What this task involves
Please output every line of the material as it stands, without the pictures.

══════════════════════════════

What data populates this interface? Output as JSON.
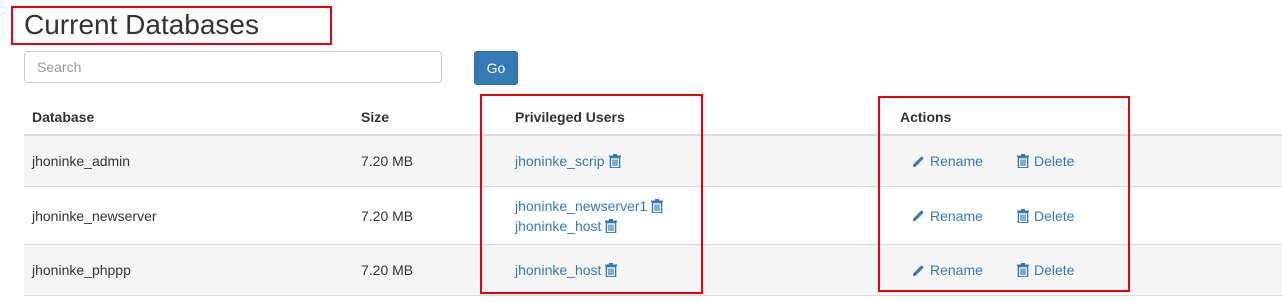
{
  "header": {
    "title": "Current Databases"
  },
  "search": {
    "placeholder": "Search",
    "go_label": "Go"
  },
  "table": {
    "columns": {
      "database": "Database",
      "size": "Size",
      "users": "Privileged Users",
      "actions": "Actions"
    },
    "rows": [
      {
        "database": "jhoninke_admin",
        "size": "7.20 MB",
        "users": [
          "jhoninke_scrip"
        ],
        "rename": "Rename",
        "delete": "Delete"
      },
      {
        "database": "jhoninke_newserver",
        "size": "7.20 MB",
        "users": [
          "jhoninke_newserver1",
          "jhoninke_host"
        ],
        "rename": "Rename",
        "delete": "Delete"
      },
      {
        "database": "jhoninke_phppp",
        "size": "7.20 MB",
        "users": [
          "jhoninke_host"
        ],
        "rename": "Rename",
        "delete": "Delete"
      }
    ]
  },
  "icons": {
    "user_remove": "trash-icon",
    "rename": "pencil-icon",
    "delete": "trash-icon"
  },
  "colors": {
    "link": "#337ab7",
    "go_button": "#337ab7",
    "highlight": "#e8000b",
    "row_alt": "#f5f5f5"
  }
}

══════════════════════════════

Task answer
What data populates this interface? Output as JSON.
{
  "header": {
    "title": "Current Databases"
  },
  "search": {
    "placeholder": "Search",
    "go_label": "Go"
  },
  "table": {
    "columns": {
      "database": "Database",
      "size": "Size",
      "users": "Privileged Users",
      "actions": "Actions"
    },
    "rows": [
      {
        "database": "jhoninke_admin",
        "size": "7.20 MB",
        "users": [
          "jhoninke_scrip"
        ],
        "rename": "Rename",
        "delete": "Delete"
      },
      {
        "database": "jhoninke_newserver",
        "size": "7.20 MB",
        "users": [
          "jhoninke_newserver1",
          "jhoninke_host"
        ],
        "rename": "Rename",
        "delete": "Delete"
      },
      {
        "database": "jhoninke_phppp",
        "size": "7.20 MB",
        "users": [
          "jhoninke_host"
        ],
        "rename": "Rename",
        "delete": "Delete"
      }
    ]
  },
  "icons": {
    "user_remove": "trash-icon",
    "rename": "pencil-icon",
    "delete": "trash-icon"
  },
  "colors": {
    "link": "#337ab7",
    "go_button": "#337ab7",
    "highlight": "#e8000b",
    "row_alt": "#f5f5f5"
  }
}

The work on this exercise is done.